## WHAT IS EXPECTED
Copy out all lines of the records in which the word "JSON" appears.

• • • •

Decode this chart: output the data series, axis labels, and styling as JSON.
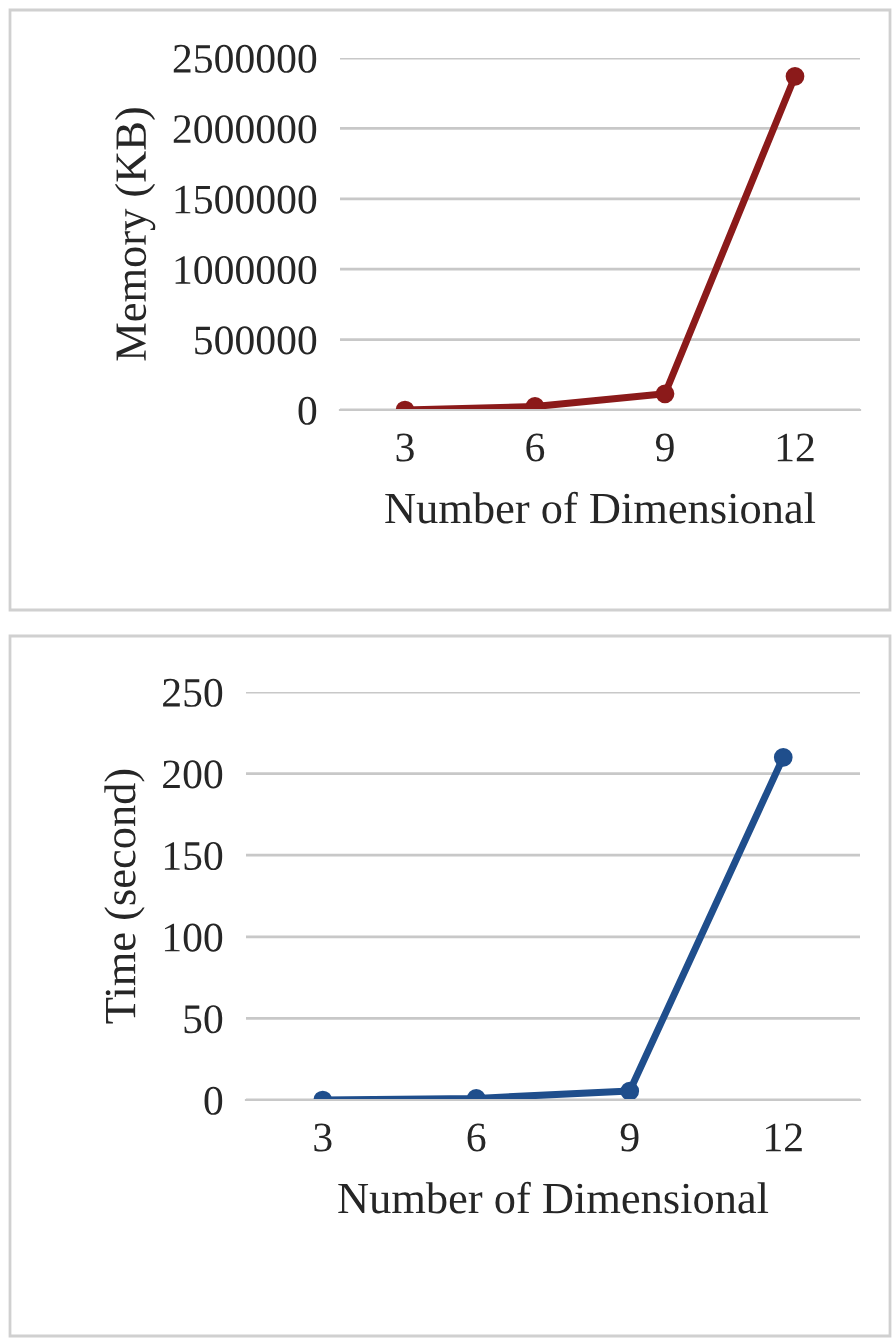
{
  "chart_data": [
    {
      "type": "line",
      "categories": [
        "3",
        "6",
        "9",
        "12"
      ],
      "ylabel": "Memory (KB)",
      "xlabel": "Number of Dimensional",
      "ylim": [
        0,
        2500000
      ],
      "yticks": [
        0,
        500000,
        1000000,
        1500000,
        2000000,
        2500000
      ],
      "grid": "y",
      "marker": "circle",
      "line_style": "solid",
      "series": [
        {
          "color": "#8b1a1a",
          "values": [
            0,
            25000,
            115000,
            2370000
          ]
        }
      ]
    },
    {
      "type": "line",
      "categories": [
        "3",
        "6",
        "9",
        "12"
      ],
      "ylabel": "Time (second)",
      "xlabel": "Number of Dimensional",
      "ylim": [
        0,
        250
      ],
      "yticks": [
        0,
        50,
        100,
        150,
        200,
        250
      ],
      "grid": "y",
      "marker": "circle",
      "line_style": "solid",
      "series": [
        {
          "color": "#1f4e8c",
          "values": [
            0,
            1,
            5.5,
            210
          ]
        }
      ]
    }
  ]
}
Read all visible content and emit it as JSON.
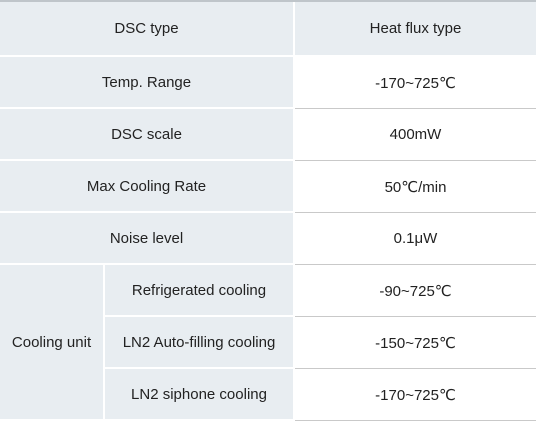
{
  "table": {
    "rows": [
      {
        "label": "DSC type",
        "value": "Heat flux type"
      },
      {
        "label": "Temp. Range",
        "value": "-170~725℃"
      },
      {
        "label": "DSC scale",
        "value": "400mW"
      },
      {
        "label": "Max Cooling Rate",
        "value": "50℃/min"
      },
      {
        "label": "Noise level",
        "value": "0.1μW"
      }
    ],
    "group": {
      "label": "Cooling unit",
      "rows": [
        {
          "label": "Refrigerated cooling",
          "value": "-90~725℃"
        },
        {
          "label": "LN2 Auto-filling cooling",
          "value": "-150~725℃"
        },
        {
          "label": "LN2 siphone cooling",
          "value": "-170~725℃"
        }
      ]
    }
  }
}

• • • •

## SOLUTION FOR THIS EXERCISE
Decode this chart: output the data series, axis labels, and styling as JSON.
Read all visible content and emit it as JSON.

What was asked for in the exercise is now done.